Identify each line below that contains the word "Output", and copy it out.

___ Data excerpts ___

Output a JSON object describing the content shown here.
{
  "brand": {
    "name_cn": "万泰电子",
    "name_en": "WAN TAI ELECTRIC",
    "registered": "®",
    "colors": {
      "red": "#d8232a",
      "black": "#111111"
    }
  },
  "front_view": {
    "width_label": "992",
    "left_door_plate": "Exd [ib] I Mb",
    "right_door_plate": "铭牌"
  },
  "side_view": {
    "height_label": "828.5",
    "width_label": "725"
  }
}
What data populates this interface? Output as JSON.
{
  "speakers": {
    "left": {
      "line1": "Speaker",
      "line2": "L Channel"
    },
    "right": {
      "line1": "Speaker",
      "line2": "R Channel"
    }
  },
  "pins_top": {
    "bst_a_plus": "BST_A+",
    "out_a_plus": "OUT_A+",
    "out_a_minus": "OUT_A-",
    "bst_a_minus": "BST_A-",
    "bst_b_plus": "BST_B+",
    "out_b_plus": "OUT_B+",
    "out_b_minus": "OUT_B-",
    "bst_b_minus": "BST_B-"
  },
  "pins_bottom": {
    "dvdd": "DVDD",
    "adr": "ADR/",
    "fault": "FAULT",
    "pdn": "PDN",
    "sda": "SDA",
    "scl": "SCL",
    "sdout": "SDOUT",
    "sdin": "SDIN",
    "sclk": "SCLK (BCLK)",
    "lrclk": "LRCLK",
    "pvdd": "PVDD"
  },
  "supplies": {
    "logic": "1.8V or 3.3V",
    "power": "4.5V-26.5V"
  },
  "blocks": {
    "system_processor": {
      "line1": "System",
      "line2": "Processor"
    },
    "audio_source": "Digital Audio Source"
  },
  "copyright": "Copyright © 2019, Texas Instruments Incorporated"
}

___

● Task response:
Output a JSON object describing the content shown here.
What data populates this interface? Output as JSON.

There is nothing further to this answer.